» **OBJECTIVE**
Extract each line of the data and write it out again exactly.

>> begin

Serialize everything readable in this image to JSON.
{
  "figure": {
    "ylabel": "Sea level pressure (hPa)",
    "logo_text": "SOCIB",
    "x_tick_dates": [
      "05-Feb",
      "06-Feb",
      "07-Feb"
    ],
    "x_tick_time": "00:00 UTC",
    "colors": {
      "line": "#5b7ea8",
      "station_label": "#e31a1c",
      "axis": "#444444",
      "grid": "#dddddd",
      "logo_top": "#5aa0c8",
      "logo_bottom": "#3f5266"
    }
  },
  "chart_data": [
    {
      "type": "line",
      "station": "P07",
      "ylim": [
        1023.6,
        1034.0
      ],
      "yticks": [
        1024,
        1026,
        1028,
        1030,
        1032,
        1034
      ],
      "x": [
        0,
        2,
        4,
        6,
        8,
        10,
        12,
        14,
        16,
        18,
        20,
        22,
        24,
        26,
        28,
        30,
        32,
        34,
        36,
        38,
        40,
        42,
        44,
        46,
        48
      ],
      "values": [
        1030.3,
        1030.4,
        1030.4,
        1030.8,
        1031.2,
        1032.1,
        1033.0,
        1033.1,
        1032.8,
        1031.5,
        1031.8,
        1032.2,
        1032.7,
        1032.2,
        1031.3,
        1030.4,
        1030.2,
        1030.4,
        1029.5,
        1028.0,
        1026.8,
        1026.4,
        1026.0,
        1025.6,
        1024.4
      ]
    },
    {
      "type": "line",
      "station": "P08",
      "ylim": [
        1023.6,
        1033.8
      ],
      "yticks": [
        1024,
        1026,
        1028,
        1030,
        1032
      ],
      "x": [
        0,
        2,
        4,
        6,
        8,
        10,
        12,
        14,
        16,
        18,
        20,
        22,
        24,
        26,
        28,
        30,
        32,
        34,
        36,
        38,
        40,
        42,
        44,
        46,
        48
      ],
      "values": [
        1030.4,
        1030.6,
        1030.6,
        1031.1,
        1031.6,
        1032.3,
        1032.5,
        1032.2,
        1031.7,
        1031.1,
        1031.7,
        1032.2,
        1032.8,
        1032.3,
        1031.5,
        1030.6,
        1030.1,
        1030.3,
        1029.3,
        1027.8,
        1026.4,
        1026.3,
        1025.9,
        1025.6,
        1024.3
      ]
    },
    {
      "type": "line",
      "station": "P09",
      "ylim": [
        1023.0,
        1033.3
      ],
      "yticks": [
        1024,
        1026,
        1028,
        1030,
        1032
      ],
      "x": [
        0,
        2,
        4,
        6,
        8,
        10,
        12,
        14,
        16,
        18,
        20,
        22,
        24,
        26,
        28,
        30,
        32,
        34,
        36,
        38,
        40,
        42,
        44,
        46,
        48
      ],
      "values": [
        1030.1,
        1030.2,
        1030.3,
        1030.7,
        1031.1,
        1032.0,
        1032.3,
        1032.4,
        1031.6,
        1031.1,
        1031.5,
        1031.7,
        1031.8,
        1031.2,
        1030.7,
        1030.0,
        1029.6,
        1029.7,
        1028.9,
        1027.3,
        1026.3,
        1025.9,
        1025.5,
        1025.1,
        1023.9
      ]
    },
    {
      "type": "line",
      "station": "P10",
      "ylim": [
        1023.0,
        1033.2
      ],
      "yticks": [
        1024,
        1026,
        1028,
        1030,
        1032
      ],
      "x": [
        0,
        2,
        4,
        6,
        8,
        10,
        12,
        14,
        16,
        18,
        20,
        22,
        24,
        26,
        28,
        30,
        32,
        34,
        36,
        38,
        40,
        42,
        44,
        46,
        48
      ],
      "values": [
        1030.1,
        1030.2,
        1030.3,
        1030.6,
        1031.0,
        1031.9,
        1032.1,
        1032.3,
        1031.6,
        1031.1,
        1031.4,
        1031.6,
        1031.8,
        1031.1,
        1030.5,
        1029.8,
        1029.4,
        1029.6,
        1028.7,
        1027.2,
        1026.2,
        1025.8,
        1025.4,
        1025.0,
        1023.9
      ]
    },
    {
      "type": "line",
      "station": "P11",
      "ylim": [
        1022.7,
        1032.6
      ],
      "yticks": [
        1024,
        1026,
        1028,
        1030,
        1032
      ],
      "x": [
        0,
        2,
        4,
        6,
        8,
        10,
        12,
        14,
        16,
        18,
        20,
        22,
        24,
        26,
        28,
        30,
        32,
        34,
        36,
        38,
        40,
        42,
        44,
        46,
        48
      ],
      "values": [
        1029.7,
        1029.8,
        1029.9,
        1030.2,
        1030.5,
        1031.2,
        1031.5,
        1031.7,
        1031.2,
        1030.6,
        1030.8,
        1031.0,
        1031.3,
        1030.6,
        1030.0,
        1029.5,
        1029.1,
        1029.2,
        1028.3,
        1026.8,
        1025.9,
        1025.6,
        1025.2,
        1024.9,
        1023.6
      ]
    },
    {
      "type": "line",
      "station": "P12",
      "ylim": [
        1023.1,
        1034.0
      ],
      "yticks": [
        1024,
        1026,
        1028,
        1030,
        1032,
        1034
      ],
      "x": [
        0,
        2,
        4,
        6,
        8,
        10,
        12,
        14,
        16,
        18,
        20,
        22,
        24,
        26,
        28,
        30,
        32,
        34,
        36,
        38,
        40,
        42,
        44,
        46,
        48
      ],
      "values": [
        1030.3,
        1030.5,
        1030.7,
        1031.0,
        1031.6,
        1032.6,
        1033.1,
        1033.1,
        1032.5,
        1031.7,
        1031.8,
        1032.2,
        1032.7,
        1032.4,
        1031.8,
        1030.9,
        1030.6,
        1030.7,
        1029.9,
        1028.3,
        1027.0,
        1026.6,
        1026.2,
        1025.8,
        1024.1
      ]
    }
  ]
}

>> end

» **WRITTEN RESPONSE**
Serialize everything readable in this image to JSON.
{
  "figure": {
    "ylabel": "Sea level pressure (hPa)",
    "logo_text": "SOCIB",
    "x_tick_dates": [
      "05-Feb",
      "06-Feb",
      "07-Feb"
    ],
    "x_tick_time": "00:00 UTC",
    "colors": {
      "line": "#5b7ea8",
      "station_label": "#e31a1c",
      "axis": "#444444",
      "grid": "#dddddd",
      "logo_top": "#5aa0c8",
      "logo_bottom": "#3f5266"
    }
  },
  "chart_data": [
    {
      "type": "line",
      "station": "P07",
      "ylim": [
        1023.6,
        1034.0
      ],
      "yticks": [
        1024,
        1026,
        1028,
        1030,
        1032,
        1034
      ],
      "x": [
        0,
        2,
        4,
        6,
        8,
        10,
        12,
        14,
        16,
        18,
        20,
        22,
        24,
        26,
        28,
        30,
        32,
        34,
        36,
        38,
        40,
        42,
        44,
        46,
        48
      ],
      "values": [
        1030.3,
        1030.4,
        1030.4,
        1030.8,
        1031.2,
        1032.1,
        1033.0,
        1033.1,
        1032.8,
        1031.5,
        1031.8,
        1032.2,
        1032.7,
        1032.2,
        1031.3,
        1030.4,
        1030.2,
        1030.4,
        1029.5,
        1028.0,
        1026.8,
        1026.4,
        1026.0,
        1025.6,
        1024.4
      ]
    },
    {
      "type": "line",
      "station": "P08",
      "ylim": [
        1023.6,
        1033.8
      ],
      "yticks": [
        1024,
        1026,
        1028,
        1030,
        1032
      ],
      "x": [
        0,
        2,
        4,
        6,
        8,
        10,
        12,
        14,
        16,
        18,
        20,
        22,
        24,
        26,
        28,
        30,
        32,
        34,
        36,
        38,
        40,
        42,
        44,
        46,
        48
      ],
      "values": [
        1030.4,
        1030.6,
        1030.6,
        1031.1,
        1031.6,
        1032.3,
        1032.5,
        1032.2,
        1031.7,
        1031.1,
        1031.7,
        1032.2,
        1032.8,
        1032.3,
        1031.5,
        1030.6,
        1030.1,
        1030.3,
        1029.3,
        1027.8,
        1026.4,
        1026.3,
        1025.9,
        1025.6,
        1024.3
      ]
    },
    {
      "type": "line",
      "station": "P09",
      "ylim": [
        1023.0,
        1033.3
      ],
      "yticks": [
        1024,
        1026,
        1028,
        1030,
        1032
      ],
      "x": [
        0,
        2,
        4,
        6,
        8,
        10,
        12,
        14,
        16,
        18,
        20,
        22,
        24,
        26,
        28,
        30,
        32,
        34,
        36,
        38,
        40,
        42,
        44,
        46,
        48
      ],
      "values": [
        1030.1,
        1030.2,
        1030.3,
        1030.7,
        1031.1,
        1032.0,
        1032.3,
        1032.4,
        1031.6,
        1031.1,
        1031.5,
        1031.7,
        1031.8,
        1031.2,
        1030.7,
        1030.0,
        1029.6,
        1029.7,
        1028.9,
        1027.3,
        1026.3,
        1025.9,
        1025.5,
        1025.1,
        1023.9
      ]
    },
    {
      "type": "line",
      "station": "P10",
      "ylim": [
        1023.0,
        1033.2
      ],
      "yticks": [
        1024,
        1026,
        1028,
        1030,
        1032
      ],
      "x": [
        0,
        2,
        4,
        6,
        8,
        10,
        12,
        14,
        16,
        18,
        20,
        22,
        24,
        26,
        28,
        30,
        32,
        34,
        36,
        38,
        40,
        42,
        44,
        46,
        48
      ],
      "values": [
        1030.1,
        1030.2,
        1030.3,
        1030.6,
        1031.0,
        1031.9,
        1032.1,
        1032.3,
        1031.6,
        1031.1,
        1031.4,
        1031.6,
        1031.8,
        1031.1,
        1030.5,
        1029.8,
        1029.4,
        1029.6,
        1028.7,
        1027.2,
        1026.2,
        1025.8,
        1025.4,
        1025.0,
        1023.9
      ]
    },
    {
      "type": "line",
      "station": "P11",
      "ylim": [
        1022.7,
        1032.6
      ],
      "yticks": [
        1024,
        1026,
        1028,
        1030,
        1032
      ],
      "x": [
        0,
        2,
        4,
        6,
        8,
        10,
        12,
        14,
        16,
        18,
        20,
        22,
        24,
        26,
        28,
        30,
        32,
        34,
        36,
        38,
        40,
        42,
        44,
        46,
        48
      ],
      "values": [
        1029.7,
        1029.8,
        1029.9,
        1030.2,
        1030.5,
        1031.2,
        1031.5,
        1031.7,
        1031.2,
        1030.6,
        1030.8,
        1031.0,
        1031.3,
        1030.6,
        1030.0,
        1029.5,
        1029.1,
        1029.2,
        1028.3,
        1026.8,
        1025.9,
        1025.6,
        1025.2,
        1024.9,
        1023.6
      ]
    },
    {
      "type": "line",
      "station": "P12",
      "ylim": [
        1023.1,
        1034.0
      ],
      "yticks": [
        1024,
        1026,
        1028,
        1030,
        1032,
        1034
      ],
      "x": [
        0,
        2,
        4,
        6,
        8,
        10,
        12,
        14,
        16,
        18,
        20,
        22,
        24,
        26,
        28,
        30,
        32,
        34,
        36,
        38,
        40,
        42,
        44,
        46,
        48
      ],
      "values": [
        1030.3,
        1030.5,
        1030.7,
        1031.0,
        1031.6,
        1032.6,
        1033.1,
        1033.1,
        1032.5,
        1031.7,
        1031.8,
        1032.2,
        1032.7,
        1032.4,
        1031.8,
        1030.9,
        1030.6,
        1030.7,
        1029.9,
        1028.3,
        1027.0,
        1026.6,
        1026.2,
        1025.8,
        1024.1
      ]
    }
  ]
}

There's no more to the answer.